BEGIN TASK INPUT

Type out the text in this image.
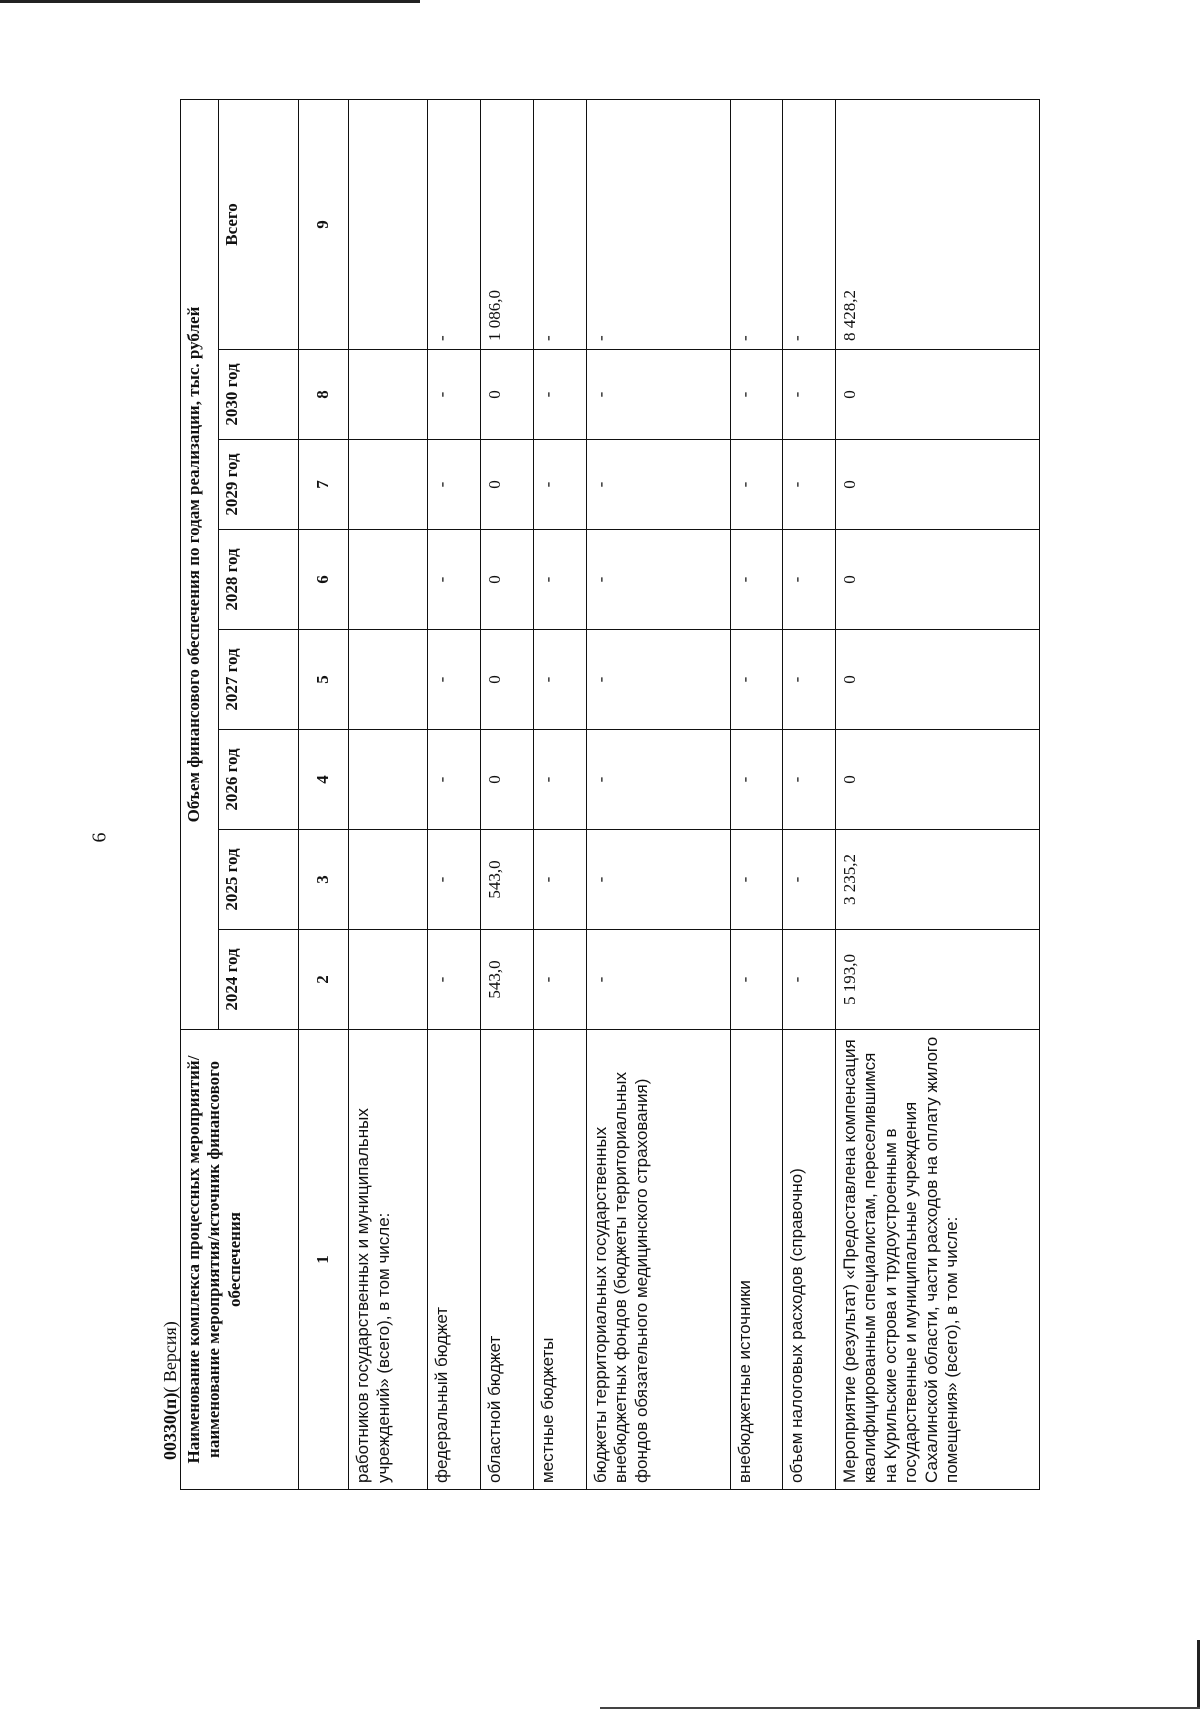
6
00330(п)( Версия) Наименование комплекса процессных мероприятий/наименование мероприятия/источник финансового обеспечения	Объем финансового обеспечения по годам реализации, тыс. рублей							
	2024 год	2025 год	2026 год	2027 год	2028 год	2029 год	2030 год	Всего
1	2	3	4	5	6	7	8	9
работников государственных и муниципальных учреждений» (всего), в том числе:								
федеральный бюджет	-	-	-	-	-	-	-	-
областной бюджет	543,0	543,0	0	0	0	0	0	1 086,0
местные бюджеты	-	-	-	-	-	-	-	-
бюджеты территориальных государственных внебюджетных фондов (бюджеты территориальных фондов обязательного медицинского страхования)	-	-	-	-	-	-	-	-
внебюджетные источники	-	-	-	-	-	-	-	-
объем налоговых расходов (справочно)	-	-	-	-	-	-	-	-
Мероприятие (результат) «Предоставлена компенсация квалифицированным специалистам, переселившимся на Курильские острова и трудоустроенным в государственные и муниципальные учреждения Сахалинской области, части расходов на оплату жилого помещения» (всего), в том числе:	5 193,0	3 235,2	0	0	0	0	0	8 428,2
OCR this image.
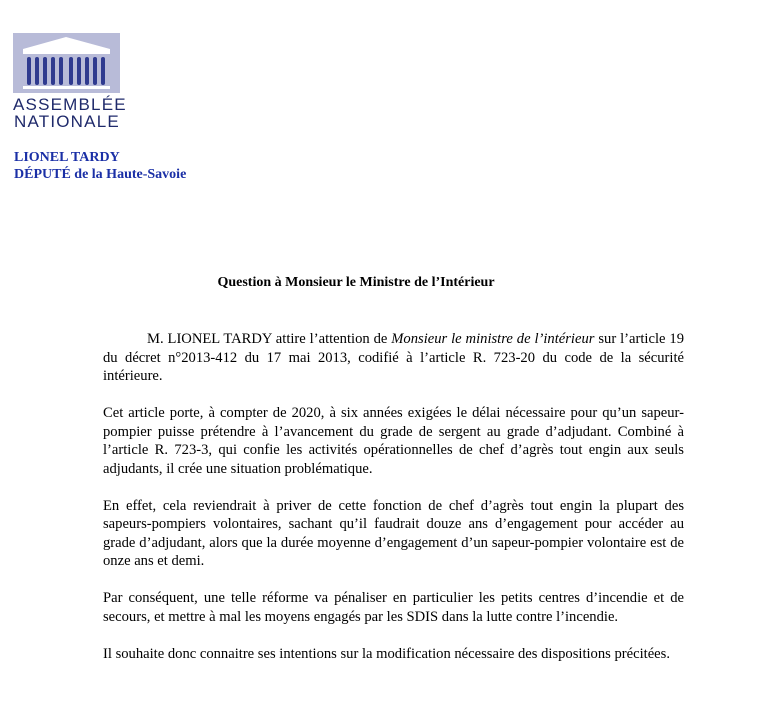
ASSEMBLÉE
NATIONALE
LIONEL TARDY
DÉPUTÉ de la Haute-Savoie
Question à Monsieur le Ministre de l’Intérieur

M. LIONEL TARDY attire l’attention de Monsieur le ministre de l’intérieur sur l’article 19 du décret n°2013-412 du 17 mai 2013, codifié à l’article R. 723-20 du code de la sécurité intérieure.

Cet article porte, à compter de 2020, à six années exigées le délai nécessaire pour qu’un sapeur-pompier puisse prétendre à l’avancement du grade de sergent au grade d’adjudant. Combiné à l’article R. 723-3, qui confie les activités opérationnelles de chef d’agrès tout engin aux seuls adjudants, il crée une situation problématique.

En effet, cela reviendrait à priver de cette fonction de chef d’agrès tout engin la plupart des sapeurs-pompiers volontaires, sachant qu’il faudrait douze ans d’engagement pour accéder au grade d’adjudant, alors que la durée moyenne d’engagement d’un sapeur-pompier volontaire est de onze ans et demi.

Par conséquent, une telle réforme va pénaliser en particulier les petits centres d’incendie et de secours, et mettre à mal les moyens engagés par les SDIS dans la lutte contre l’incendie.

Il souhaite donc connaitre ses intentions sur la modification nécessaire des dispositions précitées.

END TASK INPUT

### [WHAT YOU NEED TO DO]
Write out each line again precisely as it appears, skipping every picture.

### [SOLVED PROBLEM]
Type out the text in this image.
6
00330(п)( Версия) Наименование комплекса процессных мероприятий/наименование мероприятия/источник финансового обеспечения	Объем финансового обеспечения по годам реализации, тыс. рублей							
	2024 год	2025 год	2026 год	2027 год	2028 год	2029 год	2030 год	Всего
1	2	3	4	5	6	7	8	9
работников государственных и муниципальных учреждений» (всего), в том числе:								
федеральный бюджет	-	-	-	-	-	-	-	-
областной бюджет	543,0	543,0	0	0	0	0	0	1 086,0
местные бюджеты	-	-	-	-	-	-	-	-
бюджеты территориальных государственных внебюджетных фондов (бюджеты территориальных фондов обязательного медицинского страхования)	-	-	-	-	-	-	-	-
внебюджетные источники	-	-	-	-	-	-	-	-
объем налоговых расходов (справочно)	-	-	-	-	-	-	-	-
Мероприятие (результат) «Предоставлена компенсация квалифицированным специалистам, переселившимся на Курильские острова и трудоустроенным в государственные и муниципальные учреждения Сахалинской области, части расходов на оплату жилого помещения» (всего), в том числе:	5 193,0	3 235,2	0	0	0	0	0	8 428,2
OCR this image.
ASSEMBLÉE
NATIONALE
LIONEL TARDY
DÉPUTÉ de la Haute-Savoie
Question à Monsieur le Ministre de l’Intérieur

M. LIONEL TARDY attire l’attention de Monsieur le ministre de l’intérieur sur l’article 19 du décret n°2013-412 du 17 mai 2013, codifié à l’article R. 723-20 du code de la sécurité intérieure.

Cet article porte, à compter de 2020, à six années exigées le délai nécessaire pour qu’un sapeur-pompier puisse prétendre à l’avancement du grade de sergent au grade d’adjudant. Combiné à l’article R. 723-3, qui confie les activités opérationnelles de chef d’agrès tout engin aux seuls adjudants, il crée une situation problématique.

En effet, cela reviendrait à priver de cette fonction de chef d’agrès tout engin la plupart des sapeurs-pompiers volontaires, sachant qu’il faudrait douze ans d’engagement pour accéder au grade d’adjudant, alors que la durée moyenne d’engagement d’un sapeur-pompier volontaire est de onze ans et demi.

Par conséquent, une telle réforme va pénaliser en particulier les petits centres d’incendie et de secours, et mettre à mal les moyens engagés par les SDIS dans la lutte contre l’incendie.

Il souhaite donc connaitre ses intentions sur la modification nécessaire des dispositions précitées.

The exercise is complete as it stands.